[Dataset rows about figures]

┌──

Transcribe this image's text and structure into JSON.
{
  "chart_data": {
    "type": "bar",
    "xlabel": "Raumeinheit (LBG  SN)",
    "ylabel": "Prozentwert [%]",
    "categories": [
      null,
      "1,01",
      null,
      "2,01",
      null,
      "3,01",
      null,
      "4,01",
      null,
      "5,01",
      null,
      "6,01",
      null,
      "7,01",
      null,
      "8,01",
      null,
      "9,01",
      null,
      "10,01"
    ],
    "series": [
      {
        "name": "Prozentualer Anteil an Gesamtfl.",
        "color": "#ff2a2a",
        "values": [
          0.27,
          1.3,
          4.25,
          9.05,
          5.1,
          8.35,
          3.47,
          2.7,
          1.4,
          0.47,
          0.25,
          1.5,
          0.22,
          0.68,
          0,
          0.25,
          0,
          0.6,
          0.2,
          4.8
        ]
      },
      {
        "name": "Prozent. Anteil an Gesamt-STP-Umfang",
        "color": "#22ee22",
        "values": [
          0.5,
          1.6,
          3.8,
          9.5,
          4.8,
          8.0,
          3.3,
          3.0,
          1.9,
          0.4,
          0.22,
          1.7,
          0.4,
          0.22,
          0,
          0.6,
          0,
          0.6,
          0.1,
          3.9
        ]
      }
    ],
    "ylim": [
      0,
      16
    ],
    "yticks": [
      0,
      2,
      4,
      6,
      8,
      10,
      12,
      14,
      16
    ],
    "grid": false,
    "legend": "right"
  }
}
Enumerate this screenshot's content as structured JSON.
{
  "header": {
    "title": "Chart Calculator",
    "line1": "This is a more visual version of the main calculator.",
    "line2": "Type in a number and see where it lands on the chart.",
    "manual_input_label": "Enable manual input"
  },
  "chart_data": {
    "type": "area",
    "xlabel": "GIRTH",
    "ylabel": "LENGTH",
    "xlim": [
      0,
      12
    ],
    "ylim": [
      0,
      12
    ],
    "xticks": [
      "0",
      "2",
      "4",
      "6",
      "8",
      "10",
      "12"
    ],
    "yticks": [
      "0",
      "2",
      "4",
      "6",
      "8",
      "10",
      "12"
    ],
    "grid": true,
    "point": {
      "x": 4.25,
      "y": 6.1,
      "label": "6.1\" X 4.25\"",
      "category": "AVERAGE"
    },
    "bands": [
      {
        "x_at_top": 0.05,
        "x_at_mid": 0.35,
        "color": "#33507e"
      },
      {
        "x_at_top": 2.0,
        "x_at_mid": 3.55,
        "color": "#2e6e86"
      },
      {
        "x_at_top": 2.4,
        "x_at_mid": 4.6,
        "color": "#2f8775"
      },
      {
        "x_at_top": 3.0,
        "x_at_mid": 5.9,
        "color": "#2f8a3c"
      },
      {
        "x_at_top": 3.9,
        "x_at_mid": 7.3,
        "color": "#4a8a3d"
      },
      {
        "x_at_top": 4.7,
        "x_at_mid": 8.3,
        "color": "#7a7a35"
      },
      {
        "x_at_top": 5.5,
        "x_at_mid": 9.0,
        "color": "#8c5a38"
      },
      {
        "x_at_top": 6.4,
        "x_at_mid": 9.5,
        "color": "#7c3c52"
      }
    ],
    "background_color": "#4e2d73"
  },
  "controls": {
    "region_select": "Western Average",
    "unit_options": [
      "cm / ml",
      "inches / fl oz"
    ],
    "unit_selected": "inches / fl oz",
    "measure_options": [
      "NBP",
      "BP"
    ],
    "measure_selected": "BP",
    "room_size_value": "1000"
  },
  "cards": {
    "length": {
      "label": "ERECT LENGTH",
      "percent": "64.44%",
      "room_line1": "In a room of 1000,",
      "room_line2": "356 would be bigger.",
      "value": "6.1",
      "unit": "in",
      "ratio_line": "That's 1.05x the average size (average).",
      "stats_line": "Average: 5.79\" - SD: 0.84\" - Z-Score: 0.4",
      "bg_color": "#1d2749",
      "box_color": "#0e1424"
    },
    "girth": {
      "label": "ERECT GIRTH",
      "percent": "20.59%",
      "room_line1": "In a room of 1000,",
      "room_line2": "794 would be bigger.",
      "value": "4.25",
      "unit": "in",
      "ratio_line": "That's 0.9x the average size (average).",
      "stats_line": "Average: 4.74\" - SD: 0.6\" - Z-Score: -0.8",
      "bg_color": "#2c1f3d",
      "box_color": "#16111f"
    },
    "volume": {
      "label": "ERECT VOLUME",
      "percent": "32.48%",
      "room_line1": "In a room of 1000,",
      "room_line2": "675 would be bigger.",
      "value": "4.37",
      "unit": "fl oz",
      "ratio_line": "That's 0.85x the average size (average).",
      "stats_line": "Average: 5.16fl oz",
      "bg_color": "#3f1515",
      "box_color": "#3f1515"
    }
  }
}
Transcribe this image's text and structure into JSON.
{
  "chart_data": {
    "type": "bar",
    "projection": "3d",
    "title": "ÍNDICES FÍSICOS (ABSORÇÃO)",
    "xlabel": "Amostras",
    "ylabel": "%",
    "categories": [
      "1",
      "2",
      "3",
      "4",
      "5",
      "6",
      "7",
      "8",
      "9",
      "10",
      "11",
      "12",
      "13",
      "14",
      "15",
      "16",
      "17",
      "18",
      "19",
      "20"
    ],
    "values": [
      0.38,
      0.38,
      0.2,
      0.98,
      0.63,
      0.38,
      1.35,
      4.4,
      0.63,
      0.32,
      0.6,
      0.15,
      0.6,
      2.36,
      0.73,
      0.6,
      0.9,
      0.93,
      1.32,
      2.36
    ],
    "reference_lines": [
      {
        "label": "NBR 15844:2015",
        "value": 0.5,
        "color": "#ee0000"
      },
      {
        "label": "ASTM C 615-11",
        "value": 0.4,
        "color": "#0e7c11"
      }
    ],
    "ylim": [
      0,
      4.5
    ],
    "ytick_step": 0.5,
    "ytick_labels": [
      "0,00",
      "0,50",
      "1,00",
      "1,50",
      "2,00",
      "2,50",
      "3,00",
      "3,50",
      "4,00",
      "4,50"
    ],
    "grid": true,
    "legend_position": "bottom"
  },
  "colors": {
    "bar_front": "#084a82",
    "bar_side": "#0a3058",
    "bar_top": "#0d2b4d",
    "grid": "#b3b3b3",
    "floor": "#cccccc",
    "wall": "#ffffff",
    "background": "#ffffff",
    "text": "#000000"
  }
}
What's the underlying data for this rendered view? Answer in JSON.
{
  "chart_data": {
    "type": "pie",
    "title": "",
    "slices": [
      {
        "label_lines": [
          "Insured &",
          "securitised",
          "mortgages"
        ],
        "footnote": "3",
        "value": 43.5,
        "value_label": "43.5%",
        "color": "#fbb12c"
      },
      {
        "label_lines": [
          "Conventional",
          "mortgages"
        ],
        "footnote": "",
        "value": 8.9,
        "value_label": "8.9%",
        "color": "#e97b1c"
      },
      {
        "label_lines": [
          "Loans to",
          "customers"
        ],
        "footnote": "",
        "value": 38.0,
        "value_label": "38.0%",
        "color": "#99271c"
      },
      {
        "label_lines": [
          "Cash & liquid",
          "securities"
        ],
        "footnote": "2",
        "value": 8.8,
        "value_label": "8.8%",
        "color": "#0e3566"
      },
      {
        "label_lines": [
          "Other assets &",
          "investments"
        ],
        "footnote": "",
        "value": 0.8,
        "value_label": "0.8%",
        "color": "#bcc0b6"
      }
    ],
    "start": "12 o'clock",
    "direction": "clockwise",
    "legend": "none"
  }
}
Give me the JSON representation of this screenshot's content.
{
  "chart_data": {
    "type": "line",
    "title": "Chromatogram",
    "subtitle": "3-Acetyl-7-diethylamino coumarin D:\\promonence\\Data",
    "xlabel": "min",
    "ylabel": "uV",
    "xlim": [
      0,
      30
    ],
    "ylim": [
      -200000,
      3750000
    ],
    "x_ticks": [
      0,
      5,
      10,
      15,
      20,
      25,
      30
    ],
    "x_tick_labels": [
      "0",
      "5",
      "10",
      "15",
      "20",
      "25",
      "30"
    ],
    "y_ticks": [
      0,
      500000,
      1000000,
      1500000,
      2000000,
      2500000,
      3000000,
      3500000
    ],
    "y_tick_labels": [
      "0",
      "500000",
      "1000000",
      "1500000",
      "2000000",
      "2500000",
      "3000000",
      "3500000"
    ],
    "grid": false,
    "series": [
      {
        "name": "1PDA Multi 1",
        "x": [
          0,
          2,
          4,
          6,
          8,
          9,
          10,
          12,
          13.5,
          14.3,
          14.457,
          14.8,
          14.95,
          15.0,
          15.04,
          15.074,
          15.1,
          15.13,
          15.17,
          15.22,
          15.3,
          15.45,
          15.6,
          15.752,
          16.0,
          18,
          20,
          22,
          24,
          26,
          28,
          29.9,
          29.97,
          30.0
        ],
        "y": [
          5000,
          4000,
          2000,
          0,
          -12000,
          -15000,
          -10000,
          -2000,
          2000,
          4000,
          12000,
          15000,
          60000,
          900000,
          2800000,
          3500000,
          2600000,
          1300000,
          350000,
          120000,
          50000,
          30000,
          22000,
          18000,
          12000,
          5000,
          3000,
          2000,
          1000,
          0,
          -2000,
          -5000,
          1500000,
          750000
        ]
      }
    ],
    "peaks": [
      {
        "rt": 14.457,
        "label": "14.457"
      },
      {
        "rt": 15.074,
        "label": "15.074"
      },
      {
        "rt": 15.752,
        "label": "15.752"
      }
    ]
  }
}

└──

- [DESCRIPTION OF THE TASK]:
Collect the lines that hold "would".

- [EXERCISE OUTPUT]:
      "room_line2": "356 would be bigger.",
      "room_line2": "794 would be bigger.",
      "room_line2": "675 would be bigger.",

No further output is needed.